Task instructions:
Your task is to repeat the lines below exactly, excluding any pictures they contain.
━━━━━━━━━━━━━━━━
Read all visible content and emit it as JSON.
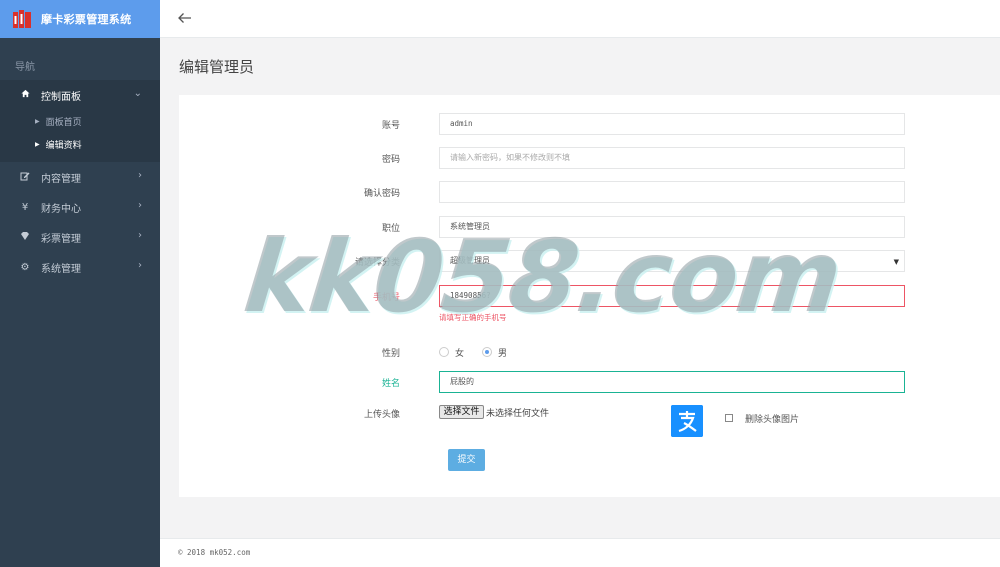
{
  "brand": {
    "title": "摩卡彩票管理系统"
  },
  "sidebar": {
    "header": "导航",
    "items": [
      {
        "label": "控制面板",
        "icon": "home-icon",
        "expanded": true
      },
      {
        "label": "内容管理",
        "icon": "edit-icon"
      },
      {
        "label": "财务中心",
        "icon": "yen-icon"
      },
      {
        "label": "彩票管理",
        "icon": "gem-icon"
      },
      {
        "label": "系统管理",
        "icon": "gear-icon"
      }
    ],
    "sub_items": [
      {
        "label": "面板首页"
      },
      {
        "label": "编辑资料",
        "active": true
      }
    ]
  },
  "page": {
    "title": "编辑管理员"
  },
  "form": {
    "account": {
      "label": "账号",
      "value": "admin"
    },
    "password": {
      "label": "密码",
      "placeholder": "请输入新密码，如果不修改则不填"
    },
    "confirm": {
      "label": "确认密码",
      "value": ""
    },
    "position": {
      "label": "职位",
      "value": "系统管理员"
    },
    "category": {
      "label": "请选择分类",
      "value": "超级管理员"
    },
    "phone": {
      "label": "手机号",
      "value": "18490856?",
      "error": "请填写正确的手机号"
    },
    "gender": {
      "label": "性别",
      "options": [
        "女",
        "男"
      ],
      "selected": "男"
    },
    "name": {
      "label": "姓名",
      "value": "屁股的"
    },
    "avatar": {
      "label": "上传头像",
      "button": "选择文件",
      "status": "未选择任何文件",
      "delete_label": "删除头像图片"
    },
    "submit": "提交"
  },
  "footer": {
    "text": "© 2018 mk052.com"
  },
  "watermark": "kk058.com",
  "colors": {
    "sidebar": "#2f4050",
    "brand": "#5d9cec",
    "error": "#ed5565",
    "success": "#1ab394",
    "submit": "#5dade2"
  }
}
━━━━━━━━━━━━━━━━
Answer to the exercise:
Read all visible content and emit it as JSON.
{
  "brand": {
    "title": "摩卡彩票管理系统"
  },
  "sidebar": {
    "header": "导航",
    "items": [
      {
        "label": "控制面板",
        "icon": "home-icon",
        "expanded": true
      },
      {
        "label": "内容管理",
        "icon": "edit-icon"
      },
      {
        "label": "财务中心",
        "icon": "yen-icon"
      },
      {
        "label": "彩票管理",
        "icon": "gem-icon"
      },
      {
        "label": "系统管理",
        "icon": "gear-icon"
      }
    ],
    "sub_items": [
      {
        "label": "面板首页"
      },
      {
        "label": "编辑资料",
        "active": true
      }
    ]
  },
  "page": {
    "title": "编辑管理员"
  },
  "form": {
    "account": {
      "label": "账号",
      "value": "admin"
    },
    "password": {
      "label": "密码",
      "placeholder": "请输入新密码，如果不修改则不填"
    },
    "confirm": {
      "label": "确认密码",
      "value": ""
    },
    "position": {
      "label": "职位",
      "value": "系统管理员"
    },
    "category": {
      "label": "请选择分类",
      "value": "超级管理员"
    },
    "phone": {
      "label": "手机号",
      "value": "18490856?",
      "error": "请填写正确的手机号"
    },
    "gender": {
      "label": "性别",
      "options": [
        "女",
        "男"
      ],
      "selected": "男"
    },
    "name": {
      "label": "姓名",
      "value": "屁股的"
    },
    "avatar": {
      "label": "上传头像",
      "button": "选择文件",
      "status": "未选择任何文件",
      "delete_label": "删除头像图片"
    },
    "submit": "提交"
  },
  "footer": {
    "text": "© 2018 mk052.com"
  },
  "watermark": "kk058.com",
  "colors": {
    "sidebar": "#2f4050",
    "brand": "#5d9cec",
    "error": "#ed5565",
    "success": "#1ab394",
    "submit": "#5dade2"
  }
}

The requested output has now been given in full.